Record list:
--- Begin ---

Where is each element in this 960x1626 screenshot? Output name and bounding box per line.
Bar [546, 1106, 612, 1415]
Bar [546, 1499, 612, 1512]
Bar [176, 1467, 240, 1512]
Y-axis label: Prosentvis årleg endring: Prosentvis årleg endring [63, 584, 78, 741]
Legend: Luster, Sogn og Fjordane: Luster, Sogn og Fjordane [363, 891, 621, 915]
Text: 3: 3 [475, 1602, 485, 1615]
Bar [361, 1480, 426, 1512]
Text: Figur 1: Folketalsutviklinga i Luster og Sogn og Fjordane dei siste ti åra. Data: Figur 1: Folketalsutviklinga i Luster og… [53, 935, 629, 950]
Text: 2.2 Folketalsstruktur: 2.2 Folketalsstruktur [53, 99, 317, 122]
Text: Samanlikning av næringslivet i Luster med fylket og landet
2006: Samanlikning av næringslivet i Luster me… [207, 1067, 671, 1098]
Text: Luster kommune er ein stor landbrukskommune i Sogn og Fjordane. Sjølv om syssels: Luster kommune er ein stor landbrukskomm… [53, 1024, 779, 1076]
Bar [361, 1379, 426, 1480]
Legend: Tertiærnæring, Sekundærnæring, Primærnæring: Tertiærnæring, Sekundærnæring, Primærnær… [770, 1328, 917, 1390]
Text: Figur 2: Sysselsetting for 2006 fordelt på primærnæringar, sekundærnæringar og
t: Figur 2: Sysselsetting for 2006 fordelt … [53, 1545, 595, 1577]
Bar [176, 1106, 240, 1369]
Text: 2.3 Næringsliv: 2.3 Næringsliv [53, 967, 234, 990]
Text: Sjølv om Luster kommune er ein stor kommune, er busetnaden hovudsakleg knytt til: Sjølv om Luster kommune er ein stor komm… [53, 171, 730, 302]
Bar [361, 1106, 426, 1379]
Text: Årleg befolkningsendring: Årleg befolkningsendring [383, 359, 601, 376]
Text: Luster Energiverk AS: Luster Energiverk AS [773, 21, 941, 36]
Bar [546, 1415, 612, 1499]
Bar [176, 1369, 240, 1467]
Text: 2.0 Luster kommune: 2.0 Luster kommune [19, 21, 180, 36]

--- End ---

Exercise: Reproduce all the rows above, substituting "Key" for each occurrence of "Legend" and leaving everything else unchanged.

Answer to the exercise:
Where is each element in this 960x1626 screenshot? Output name and bounding box per line.
Bar [546, 1106, 612, 1415]
Bar [546, 1499, 612, 1512]
Bar [176, 1467, 240, 1512]
Y-axis label: Prosentvis årleg endring: Prosentvis årleg endring [63, 584, 78, 741]
Key: Luster, Sogn og Fjordane: Luster, Sogn og Fjordane [363, 891, 621, 915]
Text: 3: 3 [475, 1602, 485, 1615]
Bar [361, 1480, 426, 1512]
Text: Figur 1: Folketalsutviklinga i Luster og Sogn og Fjordane dei siste ti åra. Data: Figur 1: Folketalsutviklinga i Luster og… [53, 935, 629, 950]
Text: 2.2 Folketalsstruktur: 2.2 Folketalsstruktur [53, 99, 317, 122]
Text: Samanlikning av næringslivet i Luster med fylket og landet
2006: Samanlikning av næringslivet i Luster me… [207, 1067, 671, 1098]
Text: Luster kommune er ein stor landbrukskommune i Sogn og Fjordane. Sjølv om syssels: Luster kommune er ein stor landbrukskomm… [53, 1024, 779, 1076]
Bar [361, 1379, 426, 1480]
Key: Tertiærnæring, Sekundærnæring, Primærnæring: Tertiærnæring, Sekundærnæring, Primærnær… [770, 1328, 917, 1390]
Text: Figur 2: Sysselsetting for 2006 fordelt på primærnæringar, sekundærnæringar og
t: Figur 2: Sysselsetting for 2006 fordelt … [53, 1545, 595, 1577]
Bar [176, 1106, 240, 1369]
Text: 2.3 Næringsliv: 2.3 Næringsliv [53, 967, 234, 990]
Text: Sjølv om Luster kommune er ein stor kommune, er busetnaden hovudsakleg knytt til: Sjølv om Luster kommune er ein stor komm… [53, 171, 730, 302]
Bar [361, 1106, 426, 1379]
Text: Årleg befolkningsendring: Årleg befolkningsendring [383, 359, 601, 376]
Text: Luster Energiverk AS: Luster Energiverk AS [773, 21, 941, 36]
Bar [546, 1415, 612, 1499]
Bar [176, 1369, 240, 1467]
Text: 2.0 Luster kommune: 2.0 Luster kommune [19, 21, 180, 36]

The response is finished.